**Work instructions**: Count how many lines of the data below contain the string "button"; the reply should be that number alone.

**Information shown**:
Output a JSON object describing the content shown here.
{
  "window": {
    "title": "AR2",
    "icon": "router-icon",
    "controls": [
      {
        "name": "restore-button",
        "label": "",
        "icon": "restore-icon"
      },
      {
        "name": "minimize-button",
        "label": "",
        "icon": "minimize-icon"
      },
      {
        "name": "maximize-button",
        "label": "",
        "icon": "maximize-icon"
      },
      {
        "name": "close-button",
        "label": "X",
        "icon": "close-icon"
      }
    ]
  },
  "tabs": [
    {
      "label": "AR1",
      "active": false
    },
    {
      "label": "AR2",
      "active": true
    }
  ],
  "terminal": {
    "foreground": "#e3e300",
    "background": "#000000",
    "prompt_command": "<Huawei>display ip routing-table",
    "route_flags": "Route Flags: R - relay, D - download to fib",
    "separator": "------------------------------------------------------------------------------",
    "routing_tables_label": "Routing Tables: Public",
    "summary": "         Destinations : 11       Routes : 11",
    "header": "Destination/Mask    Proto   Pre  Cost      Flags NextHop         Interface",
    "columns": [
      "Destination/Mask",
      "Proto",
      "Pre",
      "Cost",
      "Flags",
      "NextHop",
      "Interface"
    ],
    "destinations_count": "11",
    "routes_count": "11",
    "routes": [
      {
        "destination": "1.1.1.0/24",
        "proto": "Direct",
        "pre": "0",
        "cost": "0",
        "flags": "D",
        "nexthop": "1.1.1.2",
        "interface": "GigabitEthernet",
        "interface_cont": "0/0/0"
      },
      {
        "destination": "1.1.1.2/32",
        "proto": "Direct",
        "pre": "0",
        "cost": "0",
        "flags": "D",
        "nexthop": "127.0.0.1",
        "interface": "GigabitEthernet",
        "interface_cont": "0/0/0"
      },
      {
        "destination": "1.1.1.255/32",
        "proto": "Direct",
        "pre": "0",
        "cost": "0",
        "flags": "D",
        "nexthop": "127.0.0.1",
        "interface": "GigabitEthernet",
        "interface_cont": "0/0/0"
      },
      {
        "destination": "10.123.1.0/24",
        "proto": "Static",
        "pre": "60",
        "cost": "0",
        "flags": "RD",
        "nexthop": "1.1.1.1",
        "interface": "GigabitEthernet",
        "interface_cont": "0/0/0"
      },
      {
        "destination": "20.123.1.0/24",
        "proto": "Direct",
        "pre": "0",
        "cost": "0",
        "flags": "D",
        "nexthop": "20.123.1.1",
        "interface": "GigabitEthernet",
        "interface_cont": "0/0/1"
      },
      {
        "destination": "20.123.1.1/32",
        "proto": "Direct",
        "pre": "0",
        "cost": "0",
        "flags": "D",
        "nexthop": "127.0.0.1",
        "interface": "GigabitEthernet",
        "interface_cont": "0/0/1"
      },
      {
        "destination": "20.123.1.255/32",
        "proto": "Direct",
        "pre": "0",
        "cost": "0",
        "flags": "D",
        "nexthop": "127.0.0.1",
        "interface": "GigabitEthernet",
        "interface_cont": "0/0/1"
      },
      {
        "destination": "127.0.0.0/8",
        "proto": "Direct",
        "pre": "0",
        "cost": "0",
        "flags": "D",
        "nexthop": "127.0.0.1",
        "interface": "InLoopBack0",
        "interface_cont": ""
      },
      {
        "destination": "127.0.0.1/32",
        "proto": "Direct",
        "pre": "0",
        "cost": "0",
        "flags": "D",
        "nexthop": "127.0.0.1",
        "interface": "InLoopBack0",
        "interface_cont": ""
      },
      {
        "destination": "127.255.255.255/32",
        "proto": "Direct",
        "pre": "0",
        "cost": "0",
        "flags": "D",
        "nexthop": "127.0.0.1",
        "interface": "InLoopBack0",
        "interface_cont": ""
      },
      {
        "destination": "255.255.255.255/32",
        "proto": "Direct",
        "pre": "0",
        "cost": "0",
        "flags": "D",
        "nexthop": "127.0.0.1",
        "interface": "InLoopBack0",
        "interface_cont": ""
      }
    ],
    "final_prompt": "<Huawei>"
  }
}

--

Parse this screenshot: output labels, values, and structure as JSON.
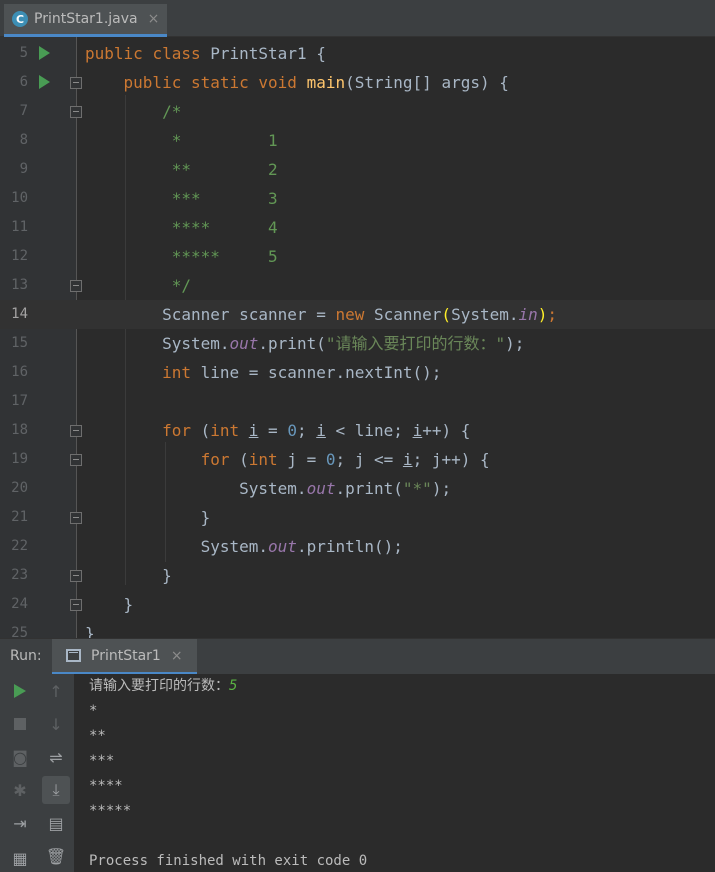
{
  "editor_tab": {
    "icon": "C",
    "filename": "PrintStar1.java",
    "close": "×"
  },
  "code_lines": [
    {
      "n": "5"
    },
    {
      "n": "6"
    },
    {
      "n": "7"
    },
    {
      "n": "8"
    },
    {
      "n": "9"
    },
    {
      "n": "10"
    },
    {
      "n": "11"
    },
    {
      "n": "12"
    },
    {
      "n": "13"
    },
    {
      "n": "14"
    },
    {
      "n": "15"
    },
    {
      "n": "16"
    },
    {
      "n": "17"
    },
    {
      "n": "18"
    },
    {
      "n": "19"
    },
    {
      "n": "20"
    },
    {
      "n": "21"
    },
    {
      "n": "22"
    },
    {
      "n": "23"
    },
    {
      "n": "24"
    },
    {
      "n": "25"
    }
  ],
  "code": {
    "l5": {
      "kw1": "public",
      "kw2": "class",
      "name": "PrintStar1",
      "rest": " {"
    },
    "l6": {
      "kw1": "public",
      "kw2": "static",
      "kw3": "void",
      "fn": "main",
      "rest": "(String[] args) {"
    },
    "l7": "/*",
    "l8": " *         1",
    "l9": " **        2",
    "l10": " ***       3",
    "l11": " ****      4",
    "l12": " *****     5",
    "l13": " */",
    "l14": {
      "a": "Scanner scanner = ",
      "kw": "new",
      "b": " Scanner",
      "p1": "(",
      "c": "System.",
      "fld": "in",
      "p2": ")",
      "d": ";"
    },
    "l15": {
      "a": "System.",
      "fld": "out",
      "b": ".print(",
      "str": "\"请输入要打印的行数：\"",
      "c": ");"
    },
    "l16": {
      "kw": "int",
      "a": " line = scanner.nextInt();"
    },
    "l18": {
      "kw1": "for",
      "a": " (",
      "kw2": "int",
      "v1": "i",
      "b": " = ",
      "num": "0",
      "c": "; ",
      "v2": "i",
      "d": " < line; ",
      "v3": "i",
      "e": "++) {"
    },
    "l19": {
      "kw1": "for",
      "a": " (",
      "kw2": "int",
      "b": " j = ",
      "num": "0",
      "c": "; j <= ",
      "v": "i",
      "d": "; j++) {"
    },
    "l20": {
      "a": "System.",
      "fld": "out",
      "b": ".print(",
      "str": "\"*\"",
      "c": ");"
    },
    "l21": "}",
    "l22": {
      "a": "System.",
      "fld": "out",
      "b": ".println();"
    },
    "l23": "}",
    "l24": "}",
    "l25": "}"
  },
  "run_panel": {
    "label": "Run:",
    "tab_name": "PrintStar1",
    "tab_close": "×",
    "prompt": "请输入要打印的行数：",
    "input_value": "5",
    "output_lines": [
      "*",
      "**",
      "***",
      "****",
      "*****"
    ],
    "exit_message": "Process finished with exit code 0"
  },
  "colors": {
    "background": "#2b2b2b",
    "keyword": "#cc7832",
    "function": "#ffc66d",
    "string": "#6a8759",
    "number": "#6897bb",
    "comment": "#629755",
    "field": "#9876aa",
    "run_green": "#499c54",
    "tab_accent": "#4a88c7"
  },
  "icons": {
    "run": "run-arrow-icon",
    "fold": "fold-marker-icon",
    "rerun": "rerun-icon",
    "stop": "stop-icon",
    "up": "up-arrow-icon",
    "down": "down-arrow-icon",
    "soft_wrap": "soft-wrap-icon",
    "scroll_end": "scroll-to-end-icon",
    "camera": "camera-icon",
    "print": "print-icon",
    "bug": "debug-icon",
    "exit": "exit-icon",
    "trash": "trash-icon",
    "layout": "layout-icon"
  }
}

**Response**: 4